Reproduce every line in the listing that contains the word "siendo".
--- START OF DATA TO USE ---
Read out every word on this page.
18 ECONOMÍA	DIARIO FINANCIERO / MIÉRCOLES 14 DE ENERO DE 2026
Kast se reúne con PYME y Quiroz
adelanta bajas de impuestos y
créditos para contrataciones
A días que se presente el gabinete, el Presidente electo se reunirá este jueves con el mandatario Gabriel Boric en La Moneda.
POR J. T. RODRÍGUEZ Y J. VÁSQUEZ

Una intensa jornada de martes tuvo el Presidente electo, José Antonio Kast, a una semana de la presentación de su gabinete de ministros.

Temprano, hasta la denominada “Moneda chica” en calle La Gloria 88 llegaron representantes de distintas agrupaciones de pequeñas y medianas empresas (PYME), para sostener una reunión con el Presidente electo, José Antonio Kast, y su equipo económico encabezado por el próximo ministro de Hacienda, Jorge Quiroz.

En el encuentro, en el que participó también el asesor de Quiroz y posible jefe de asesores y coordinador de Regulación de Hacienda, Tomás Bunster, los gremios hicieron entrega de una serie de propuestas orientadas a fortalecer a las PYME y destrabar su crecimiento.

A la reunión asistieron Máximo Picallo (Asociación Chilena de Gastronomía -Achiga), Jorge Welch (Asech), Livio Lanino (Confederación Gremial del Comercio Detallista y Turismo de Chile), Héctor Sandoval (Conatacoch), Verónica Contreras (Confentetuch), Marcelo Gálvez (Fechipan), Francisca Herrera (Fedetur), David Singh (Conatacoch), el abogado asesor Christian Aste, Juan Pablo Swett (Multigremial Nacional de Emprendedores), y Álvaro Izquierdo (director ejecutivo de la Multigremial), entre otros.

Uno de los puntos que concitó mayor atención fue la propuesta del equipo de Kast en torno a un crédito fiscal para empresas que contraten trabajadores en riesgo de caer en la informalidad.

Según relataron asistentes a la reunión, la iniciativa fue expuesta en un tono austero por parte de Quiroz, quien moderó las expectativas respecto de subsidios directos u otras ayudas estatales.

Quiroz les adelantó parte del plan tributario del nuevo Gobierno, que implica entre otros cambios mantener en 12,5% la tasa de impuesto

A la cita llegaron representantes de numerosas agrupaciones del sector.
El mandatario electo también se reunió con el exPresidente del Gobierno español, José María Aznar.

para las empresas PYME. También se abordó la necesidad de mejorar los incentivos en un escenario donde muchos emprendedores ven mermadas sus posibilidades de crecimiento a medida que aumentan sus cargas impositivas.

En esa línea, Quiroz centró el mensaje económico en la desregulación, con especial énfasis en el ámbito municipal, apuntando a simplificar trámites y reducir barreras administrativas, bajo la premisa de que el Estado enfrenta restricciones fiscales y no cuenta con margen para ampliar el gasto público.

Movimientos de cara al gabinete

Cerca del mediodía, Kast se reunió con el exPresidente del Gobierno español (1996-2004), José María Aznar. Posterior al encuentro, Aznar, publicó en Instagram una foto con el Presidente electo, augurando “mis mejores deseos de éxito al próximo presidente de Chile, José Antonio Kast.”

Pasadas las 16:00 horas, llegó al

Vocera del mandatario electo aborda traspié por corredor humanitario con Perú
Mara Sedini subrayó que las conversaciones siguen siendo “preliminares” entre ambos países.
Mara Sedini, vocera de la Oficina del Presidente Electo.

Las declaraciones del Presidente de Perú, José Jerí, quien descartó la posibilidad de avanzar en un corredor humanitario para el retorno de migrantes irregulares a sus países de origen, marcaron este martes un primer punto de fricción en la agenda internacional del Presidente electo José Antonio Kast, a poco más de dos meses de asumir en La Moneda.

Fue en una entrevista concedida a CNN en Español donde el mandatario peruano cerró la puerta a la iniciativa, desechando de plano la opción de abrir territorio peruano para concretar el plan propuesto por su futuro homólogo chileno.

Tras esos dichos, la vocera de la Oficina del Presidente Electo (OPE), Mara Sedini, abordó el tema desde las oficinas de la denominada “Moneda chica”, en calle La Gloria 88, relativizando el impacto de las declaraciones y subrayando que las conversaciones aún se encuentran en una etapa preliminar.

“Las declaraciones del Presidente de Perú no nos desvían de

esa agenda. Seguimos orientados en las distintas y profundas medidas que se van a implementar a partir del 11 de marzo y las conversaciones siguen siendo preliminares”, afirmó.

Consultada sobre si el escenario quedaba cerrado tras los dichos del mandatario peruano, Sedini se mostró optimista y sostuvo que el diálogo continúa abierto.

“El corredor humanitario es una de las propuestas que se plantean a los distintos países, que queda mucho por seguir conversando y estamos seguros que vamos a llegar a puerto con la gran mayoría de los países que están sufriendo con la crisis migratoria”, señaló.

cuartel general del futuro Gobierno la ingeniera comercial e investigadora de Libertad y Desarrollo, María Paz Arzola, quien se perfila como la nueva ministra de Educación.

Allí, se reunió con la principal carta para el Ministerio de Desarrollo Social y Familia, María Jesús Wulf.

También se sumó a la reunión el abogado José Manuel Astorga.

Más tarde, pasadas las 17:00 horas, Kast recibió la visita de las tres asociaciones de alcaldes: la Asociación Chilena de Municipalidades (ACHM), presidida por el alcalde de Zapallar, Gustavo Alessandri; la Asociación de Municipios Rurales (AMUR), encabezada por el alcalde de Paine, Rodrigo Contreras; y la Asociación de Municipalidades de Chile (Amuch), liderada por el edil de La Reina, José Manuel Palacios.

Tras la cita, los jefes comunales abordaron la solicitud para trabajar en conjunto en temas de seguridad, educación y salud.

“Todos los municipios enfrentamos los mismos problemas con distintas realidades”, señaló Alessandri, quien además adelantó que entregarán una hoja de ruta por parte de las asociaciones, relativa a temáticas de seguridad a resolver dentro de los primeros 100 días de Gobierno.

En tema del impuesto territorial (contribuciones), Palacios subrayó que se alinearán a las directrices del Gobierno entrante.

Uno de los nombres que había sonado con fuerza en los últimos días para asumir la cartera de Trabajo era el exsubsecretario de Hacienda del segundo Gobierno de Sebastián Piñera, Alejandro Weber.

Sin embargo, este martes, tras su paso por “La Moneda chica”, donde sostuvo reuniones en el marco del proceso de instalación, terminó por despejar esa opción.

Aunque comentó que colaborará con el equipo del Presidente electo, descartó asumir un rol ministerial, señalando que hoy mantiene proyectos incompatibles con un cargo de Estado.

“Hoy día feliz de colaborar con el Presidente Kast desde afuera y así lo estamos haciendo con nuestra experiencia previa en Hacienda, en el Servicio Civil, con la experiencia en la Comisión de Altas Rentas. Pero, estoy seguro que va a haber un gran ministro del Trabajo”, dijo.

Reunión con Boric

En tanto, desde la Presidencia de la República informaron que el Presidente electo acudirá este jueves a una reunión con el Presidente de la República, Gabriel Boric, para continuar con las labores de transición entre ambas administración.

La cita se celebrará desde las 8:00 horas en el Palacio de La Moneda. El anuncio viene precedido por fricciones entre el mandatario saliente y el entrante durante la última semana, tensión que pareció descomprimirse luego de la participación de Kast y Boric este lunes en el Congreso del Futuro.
--- END OF DATA TO USE ---
_EXERCISE RESULT:_
Mara Sedini subrayó que las conversaciones siguen siendo “preliminares” entre ambos países.
esa agenda. Seguimos orientados en las distintas y profundas medidas que se van a implementar a partir del 11 de marzo y las conversaciones siguen siendo preliminares”, afirmó.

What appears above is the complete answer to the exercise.